__Directive__.
Collect every line of the records below that contains the word "this".

__Dataset records__.

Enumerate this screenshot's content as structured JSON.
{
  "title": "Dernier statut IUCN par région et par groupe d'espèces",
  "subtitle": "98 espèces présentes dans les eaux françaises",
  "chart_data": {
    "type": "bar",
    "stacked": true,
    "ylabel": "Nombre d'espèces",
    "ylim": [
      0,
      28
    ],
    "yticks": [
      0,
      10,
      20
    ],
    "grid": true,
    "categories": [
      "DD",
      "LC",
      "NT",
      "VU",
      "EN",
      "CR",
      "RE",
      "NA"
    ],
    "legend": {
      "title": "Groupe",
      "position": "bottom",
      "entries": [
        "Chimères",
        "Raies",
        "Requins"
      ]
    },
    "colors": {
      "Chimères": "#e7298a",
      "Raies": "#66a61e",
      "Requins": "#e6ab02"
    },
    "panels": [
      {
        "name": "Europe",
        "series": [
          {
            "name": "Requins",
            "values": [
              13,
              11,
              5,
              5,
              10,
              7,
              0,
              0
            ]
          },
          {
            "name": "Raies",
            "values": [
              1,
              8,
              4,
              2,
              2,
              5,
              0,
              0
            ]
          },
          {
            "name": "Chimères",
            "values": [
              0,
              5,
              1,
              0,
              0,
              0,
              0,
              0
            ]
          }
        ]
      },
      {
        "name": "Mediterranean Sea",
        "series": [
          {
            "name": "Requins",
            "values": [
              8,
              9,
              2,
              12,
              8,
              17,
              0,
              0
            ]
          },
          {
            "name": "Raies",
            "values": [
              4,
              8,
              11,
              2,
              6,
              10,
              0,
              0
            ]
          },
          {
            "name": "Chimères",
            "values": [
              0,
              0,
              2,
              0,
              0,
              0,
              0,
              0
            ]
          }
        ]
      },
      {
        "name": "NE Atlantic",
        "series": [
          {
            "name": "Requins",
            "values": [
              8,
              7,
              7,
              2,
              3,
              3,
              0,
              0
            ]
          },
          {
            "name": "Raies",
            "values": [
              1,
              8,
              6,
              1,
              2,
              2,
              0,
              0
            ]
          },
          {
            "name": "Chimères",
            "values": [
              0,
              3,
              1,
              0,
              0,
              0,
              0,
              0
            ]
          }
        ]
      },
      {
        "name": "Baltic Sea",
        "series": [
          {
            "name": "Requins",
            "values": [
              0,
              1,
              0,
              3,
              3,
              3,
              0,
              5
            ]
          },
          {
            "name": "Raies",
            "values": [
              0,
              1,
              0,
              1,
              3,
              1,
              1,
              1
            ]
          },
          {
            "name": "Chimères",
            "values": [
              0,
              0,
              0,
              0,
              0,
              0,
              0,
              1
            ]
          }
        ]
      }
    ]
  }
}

* * *

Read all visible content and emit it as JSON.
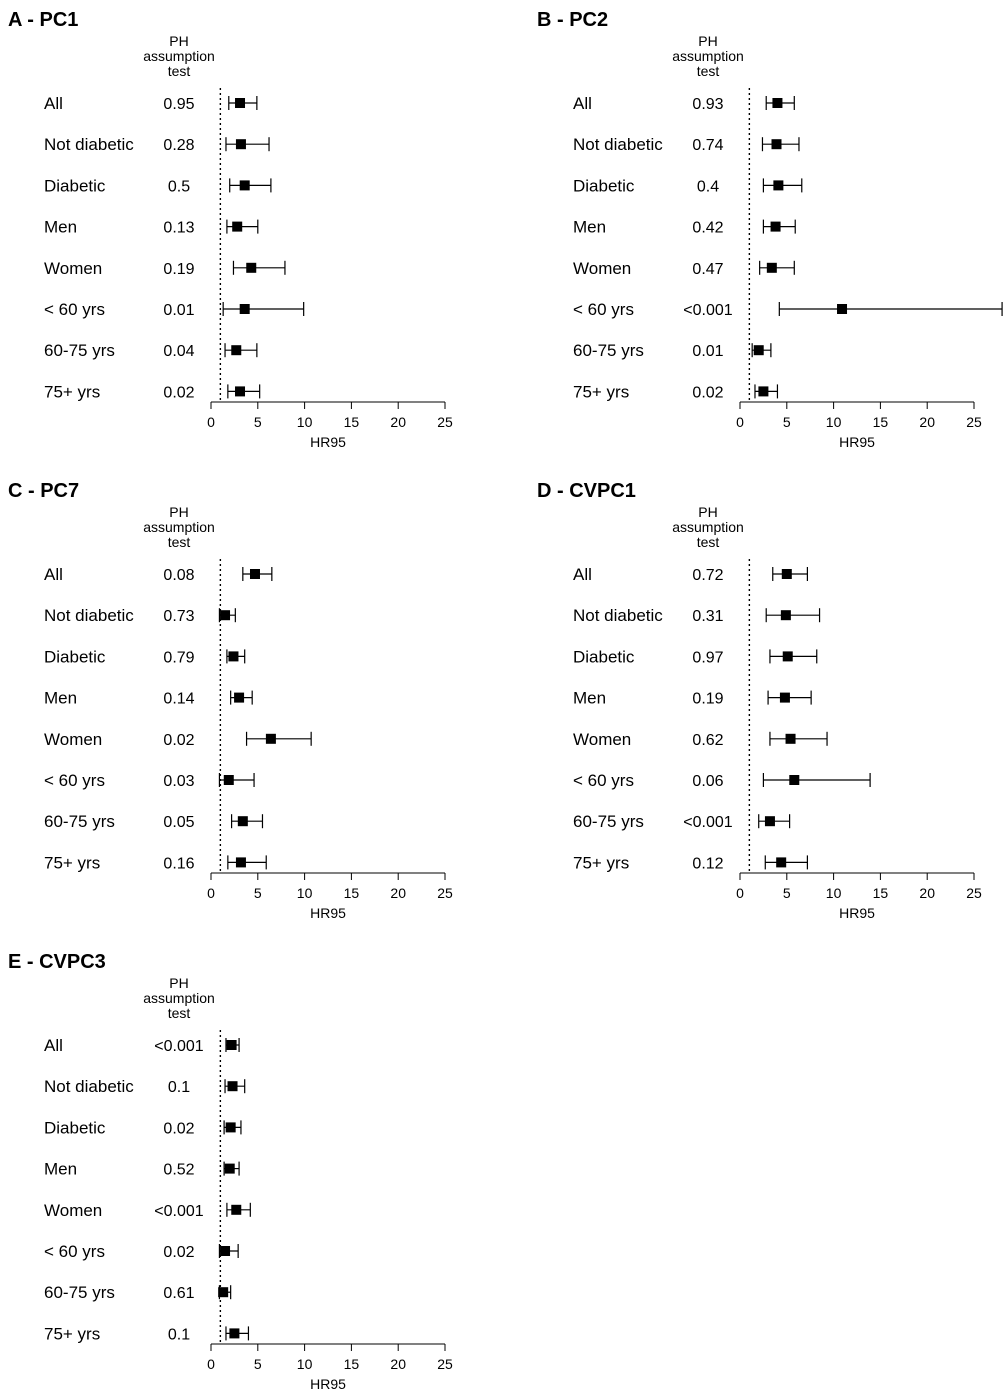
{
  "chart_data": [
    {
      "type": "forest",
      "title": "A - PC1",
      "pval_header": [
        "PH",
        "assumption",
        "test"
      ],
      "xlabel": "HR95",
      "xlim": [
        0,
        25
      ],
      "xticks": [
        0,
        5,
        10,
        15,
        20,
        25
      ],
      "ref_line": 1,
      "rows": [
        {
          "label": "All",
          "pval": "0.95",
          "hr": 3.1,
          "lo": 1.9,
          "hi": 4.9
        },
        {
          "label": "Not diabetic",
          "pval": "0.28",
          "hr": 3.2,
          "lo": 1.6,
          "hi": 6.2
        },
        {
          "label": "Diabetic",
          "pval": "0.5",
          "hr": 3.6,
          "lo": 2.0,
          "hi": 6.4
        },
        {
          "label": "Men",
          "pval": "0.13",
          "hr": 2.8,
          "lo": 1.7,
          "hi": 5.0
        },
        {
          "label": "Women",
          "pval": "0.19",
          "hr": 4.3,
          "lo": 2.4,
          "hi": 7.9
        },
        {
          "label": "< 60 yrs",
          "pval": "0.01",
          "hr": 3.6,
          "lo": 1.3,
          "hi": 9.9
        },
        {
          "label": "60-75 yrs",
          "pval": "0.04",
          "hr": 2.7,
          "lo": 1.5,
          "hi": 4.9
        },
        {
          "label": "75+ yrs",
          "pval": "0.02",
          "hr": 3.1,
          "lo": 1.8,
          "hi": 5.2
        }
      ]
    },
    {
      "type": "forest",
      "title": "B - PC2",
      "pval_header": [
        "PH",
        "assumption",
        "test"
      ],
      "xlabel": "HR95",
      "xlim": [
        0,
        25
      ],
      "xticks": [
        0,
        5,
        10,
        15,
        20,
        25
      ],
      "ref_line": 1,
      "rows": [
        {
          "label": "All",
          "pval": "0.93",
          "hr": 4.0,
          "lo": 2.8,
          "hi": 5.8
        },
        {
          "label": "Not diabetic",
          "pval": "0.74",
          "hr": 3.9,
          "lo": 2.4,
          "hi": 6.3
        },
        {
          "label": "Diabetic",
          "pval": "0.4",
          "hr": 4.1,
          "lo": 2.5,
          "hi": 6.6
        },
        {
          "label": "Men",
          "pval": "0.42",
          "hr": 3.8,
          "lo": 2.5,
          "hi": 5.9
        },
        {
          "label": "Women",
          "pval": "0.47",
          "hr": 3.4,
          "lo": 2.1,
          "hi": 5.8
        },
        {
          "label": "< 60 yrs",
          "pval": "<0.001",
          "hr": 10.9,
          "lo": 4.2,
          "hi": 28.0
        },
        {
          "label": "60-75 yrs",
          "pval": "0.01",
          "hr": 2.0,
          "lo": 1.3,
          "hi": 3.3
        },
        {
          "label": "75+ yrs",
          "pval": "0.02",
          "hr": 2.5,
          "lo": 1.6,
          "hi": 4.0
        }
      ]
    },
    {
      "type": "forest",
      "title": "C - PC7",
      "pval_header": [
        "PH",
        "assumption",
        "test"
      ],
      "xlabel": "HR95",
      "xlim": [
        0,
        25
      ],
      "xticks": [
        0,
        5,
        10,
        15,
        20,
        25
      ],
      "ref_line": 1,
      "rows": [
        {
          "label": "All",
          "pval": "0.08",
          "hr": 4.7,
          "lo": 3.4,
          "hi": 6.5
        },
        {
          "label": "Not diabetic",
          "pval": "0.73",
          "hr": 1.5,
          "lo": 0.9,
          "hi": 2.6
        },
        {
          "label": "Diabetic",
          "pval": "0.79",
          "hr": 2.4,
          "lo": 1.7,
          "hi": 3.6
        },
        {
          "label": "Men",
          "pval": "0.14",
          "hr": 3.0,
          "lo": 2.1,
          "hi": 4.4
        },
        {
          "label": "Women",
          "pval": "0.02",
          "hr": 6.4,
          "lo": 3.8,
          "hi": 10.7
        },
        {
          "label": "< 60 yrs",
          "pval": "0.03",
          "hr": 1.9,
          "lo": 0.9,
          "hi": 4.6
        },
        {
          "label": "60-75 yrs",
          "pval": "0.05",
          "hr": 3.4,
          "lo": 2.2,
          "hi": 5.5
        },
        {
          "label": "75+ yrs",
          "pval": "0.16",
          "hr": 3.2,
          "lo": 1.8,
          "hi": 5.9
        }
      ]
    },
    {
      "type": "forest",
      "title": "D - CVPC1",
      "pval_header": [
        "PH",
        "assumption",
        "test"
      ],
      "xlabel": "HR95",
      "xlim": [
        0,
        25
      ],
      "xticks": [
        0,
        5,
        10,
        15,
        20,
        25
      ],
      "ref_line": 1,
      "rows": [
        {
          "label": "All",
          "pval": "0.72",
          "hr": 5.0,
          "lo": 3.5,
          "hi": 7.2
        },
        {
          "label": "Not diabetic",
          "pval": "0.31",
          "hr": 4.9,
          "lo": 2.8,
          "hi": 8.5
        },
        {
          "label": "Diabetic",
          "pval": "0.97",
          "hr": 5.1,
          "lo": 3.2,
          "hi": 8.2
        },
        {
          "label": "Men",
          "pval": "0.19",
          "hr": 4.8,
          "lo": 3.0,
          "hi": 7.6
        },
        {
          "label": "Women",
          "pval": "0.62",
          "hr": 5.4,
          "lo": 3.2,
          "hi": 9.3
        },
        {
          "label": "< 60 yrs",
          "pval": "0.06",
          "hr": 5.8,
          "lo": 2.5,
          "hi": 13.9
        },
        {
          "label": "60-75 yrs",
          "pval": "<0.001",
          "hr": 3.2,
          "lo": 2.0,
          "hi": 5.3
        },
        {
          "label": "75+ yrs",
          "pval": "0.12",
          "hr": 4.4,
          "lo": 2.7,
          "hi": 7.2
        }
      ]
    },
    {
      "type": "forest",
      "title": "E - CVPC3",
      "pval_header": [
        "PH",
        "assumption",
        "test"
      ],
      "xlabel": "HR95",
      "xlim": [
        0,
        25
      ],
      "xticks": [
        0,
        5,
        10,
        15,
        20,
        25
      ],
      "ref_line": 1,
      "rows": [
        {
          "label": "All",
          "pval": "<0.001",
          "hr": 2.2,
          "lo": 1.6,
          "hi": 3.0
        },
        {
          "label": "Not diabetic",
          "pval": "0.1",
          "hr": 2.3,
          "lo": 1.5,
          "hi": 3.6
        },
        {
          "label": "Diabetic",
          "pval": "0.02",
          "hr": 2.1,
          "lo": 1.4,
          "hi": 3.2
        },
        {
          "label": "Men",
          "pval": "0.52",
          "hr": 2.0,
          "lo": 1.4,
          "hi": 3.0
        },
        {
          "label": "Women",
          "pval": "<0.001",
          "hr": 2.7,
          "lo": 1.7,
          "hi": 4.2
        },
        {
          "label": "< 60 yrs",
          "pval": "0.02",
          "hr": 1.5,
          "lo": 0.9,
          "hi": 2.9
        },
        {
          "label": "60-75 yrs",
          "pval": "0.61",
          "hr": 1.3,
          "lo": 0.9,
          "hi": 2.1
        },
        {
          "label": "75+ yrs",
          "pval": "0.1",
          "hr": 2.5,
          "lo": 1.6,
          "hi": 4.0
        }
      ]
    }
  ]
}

--

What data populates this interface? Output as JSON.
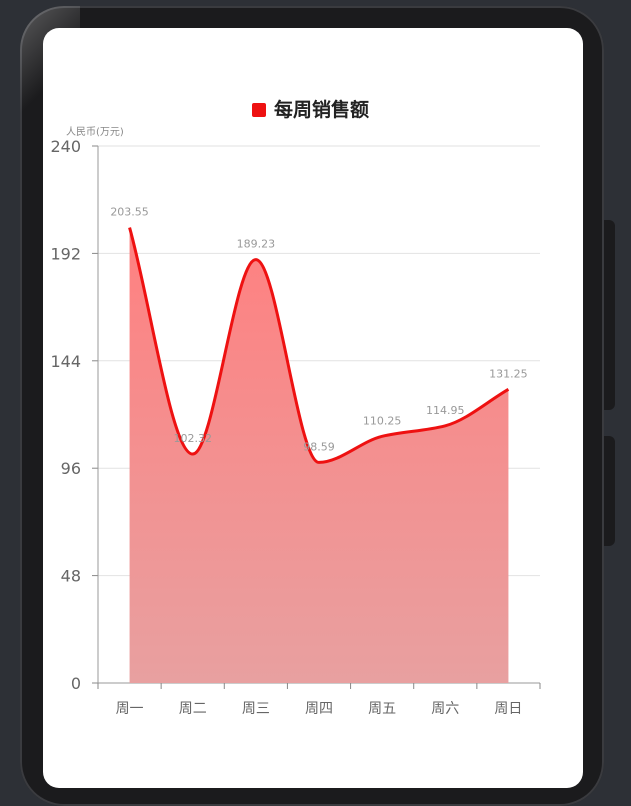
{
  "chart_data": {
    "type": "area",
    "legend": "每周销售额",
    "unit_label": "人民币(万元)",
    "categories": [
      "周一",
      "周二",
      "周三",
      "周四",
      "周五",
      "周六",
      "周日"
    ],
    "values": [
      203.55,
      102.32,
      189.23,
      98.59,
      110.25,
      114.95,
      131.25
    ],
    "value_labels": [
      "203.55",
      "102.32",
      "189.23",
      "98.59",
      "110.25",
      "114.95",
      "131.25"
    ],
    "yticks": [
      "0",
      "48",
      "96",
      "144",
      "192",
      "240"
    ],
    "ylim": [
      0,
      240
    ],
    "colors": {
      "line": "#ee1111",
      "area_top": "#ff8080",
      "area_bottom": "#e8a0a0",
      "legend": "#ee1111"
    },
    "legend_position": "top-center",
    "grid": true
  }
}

__Final result__.
Enumerate this screenshot's content as structured JSON.
What data populates this interface? Output as JSON.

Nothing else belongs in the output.